### WORK TO COMPLETE
Pick every line with "JSON" from the material below.

------------------------

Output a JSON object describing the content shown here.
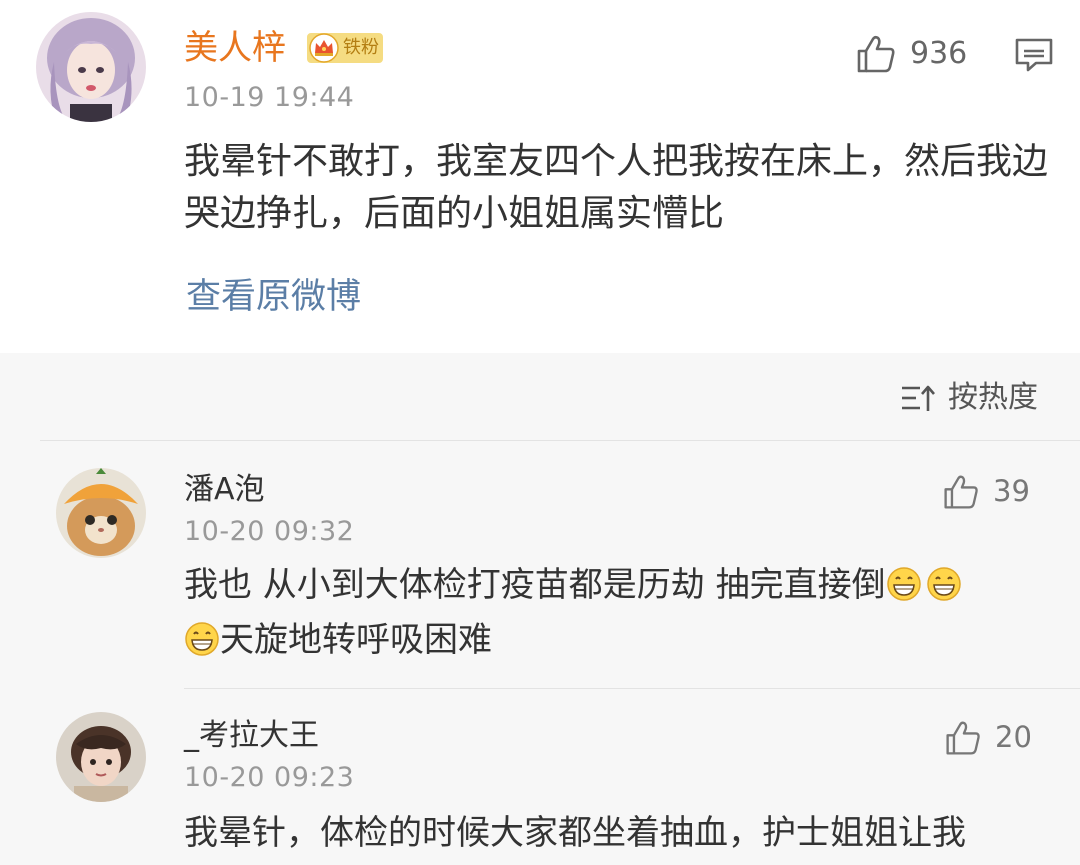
{
  "post": {
    "username": "美人梓",
    "badge": "铁粉",
    "time": "10-19 19:44",
    "likes": "936",
    "body": "我晕针不敢打，我室友四个人把我按在床上，然后我边哭边挣扎，后面的小姐姐属实懵比",
    "view_original": "查看原微博"
  },
  "sort": {
    "label": "按热度"
  },
  "comments": [
    {
      "username": "潘A泡",
      "time": "10-20 09:32",
      "likes": "39",
      "body_part1": "我也 从小到大体检打疫苗都是历劫 抽完直接倒",
      "body_part2": "天旋地转呼吸困难",
      "emoji": "grin-emoji"
    },
    {
      "username": "_考拉大王",
      "time": "10-20 09:23",
      "likes": "20",
      "body": "我晕针，体检的时候大家都坐着抽血，护士姐姐让我"
    }
  ],
  "colors": {
    "username_main": "#e8761e",
    "link": "#5b7ea6",
    "meta": "#999999",
    "badge_bg": "#f5dc82"
  },
  "icons": [
    "like-icon",
    "comment-icon",
    "sort-icon",
    "crown-icon",
    "grin-emoji"
  ]
}
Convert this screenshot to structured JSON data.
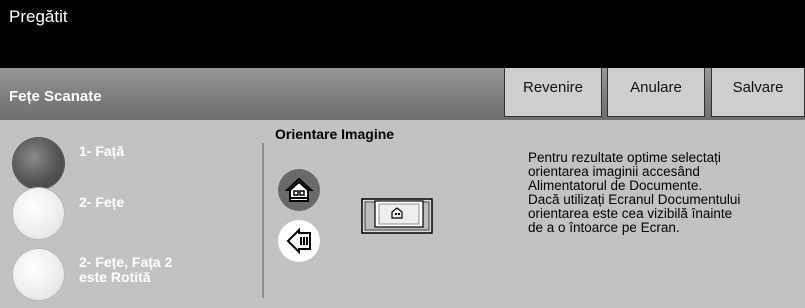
{
  "status": {
    "message": "Pregătit"
  },
  "header": {
    "title": "Fețe Scanate"
  },
  "toolbar": {
    "back_label": "Revenire",
    "cancel_label": "Anulare",
    "save_label": "Salvare"
  },
  "sides": {
    "options": [
      {
        "line1": "1- Față",
        "line2": "",
        "selected": true
      },
      {
        "line1": "2- Fețe",
        "line2": "",
        "selected": false
      },
      {
        "line1": "2- Fețe, Fața 2",
        "line2": "este Rotită",
        "selected": false
      }
    ]
  },
  "orientation": {
    "title": "Orientare Imagine",
    "options": [
      {
        "icon": "upright-house-icon",
        "selected": true
      },
      {
        "icon": "sideways-house-icon",
        "selected": false
      }
    ],
    "preview_icon": "document-feeder-preview-icon"
  },
  "help": {
    "lines": [
      "Pentru rezultate optime selectați",
      "orientarea imaginii accesând",
      "Alimentatorul de Documente.",
      "Dacă utilizați Ecranul Documentului",
      "orientarea este cea vizibilă înainte",
      "de a o întoarce pe Ecran."
    ]
  }
}
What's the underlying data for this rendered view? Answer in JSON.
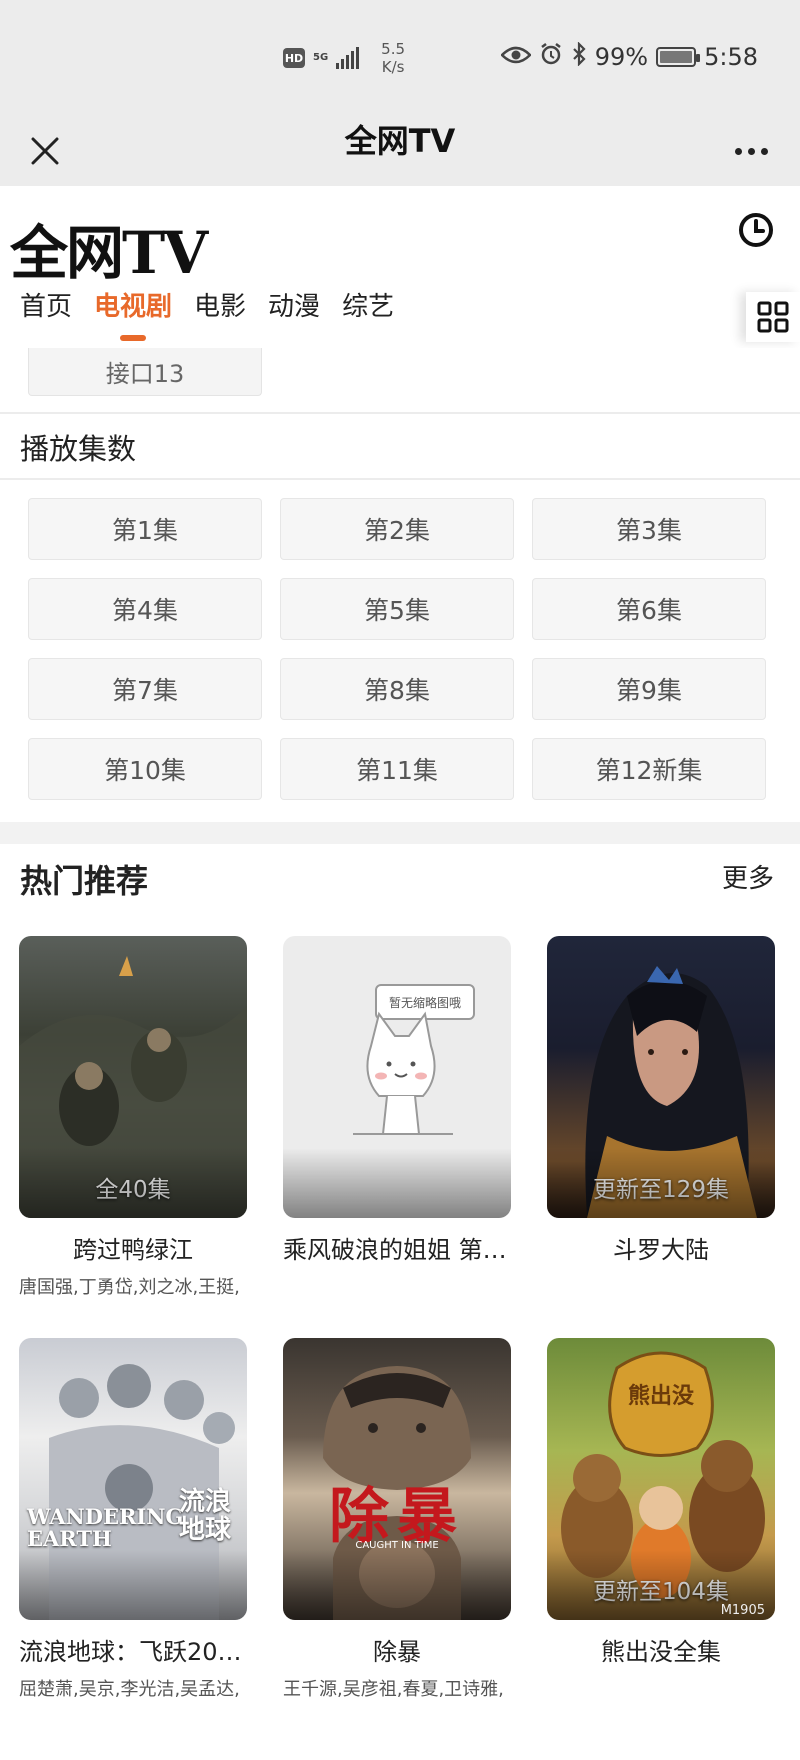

------------------------

### TASK SOLUTION
Output a JSON object describing the content shown here.
Convert this screenshot to structured JSON data.
What's the underlying data for this rendered view? Answer in JSON.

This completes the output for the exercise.